**GIVEN TASK**
Below are entries. Pull out all lines containing "content".

**PROVIDED DATA**

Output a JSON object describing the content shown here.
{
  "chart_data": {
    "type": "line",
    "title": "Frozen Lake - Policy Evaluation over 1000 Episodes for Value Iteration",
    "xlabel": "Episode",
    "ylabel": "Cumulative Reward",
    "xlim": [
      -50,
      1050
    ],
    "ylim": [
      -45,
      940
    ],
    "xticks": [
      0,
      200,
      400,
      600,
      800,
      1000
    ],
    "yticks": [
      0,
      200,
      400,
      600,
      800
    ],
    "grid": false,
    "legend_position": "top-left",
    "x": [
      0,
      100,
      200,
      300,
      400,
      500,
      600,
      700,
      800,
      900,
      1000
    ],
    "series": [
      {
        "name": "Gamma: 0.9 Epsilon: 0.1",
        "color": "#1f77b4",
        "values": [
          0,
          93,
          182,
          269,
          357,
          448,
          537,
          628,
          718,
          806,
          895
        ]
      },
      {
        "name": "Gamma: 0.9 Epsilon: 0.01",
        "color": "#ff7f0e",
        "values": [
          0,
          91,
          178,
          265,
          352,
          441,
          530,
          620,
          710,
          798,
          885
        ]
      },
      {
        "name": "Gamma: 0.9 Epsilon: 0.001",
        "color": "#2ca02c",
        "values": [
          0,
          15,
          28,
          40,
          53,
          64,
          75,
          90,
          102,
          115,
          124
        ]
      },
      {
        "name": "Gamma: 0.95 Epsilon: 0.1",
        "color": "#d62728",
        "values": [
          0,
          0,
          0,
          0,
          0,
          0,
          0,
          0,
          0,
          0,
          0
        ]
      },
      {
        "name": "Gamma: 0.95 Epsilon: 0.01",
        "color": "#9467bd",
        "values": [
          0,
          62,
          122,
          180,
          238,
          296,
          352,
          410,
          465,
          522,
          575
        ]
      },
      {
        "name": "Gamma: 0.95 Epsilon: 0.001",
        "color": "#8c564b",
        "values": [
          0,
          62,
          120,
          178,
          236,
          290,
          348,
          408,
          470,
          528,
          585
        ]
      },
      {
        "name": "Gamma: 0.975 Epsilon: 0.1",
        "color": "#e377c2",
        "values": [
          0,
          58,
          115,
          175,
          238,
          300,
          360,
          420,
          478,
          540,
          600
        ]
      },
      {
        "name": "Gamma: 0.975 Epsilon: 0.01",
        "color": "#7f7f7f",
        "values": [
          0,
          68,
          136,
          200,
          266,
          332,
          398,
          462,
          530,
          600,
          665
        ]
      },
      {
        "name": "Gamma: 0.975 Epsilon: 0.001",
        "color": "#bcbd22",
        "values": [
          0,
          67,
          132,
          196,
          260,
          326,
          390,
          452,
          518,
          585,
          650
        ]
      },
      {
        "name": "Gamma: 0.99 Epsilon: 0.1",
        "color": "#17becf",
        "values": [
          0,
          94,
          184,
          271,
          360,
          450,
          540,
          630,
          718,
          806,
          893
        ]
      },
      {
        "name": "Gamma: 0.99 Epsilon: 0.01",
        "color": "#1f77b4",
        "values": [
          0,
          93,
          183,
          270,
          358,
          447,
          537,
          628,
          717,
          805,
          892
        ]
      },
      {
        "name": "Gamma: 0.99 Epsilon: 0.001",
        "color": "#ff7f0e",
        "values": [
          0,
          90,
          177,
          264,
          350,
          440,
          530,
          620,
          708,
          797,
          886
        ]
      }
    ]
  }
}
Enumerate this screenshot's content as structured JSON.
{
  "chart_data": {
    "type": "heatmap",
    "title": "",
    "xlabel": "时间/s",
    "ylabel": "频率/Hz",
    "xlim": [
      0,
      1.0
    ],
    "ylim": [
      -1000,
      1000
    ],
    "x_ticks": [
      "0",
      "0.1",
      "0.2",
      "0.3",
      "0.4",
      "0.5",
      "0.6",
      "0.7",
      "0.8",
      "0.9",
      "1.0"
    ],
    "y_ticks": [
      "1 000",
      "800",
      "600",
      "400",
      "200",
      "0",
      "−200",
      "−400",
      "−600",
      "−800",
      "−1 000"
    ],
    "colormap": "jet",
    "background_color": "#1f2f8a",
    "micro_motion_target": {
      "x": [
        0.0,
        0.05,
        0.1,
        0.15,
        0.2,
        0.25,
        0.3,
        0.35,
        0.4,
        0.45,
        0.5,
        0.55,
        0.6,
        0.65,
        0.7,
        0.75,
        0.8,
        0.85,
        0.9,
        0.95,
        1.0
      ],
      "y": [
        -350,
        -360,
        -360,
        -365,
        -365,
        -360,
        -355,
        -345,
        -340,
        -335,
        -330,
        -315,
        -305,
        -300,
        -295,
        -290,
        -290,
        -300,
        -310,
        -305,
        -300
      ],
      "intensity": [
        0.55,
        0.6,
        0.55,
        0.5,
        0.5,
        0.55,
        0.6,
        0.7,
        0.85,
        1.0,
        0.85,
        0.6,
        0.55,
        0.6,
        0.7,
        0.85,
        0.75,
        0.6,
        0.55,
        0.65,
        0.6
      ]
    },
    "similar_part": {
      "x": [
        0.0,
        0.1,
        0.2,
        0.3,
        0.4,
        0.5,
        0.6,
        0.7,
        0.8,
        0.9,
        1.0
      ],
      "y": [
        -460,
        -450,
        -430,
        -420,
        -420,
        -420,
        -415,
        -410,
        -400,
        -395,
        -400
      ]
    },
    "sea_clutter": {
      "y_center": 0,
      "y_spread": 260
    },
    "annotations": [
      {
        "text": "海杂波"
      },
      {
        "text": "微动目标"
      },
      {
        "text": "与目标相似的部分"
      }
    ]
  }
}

**EXPECTED ANSWER**
Output a JSON object describing the content shown here.
Enumerate this screenshot's content as structured JSON.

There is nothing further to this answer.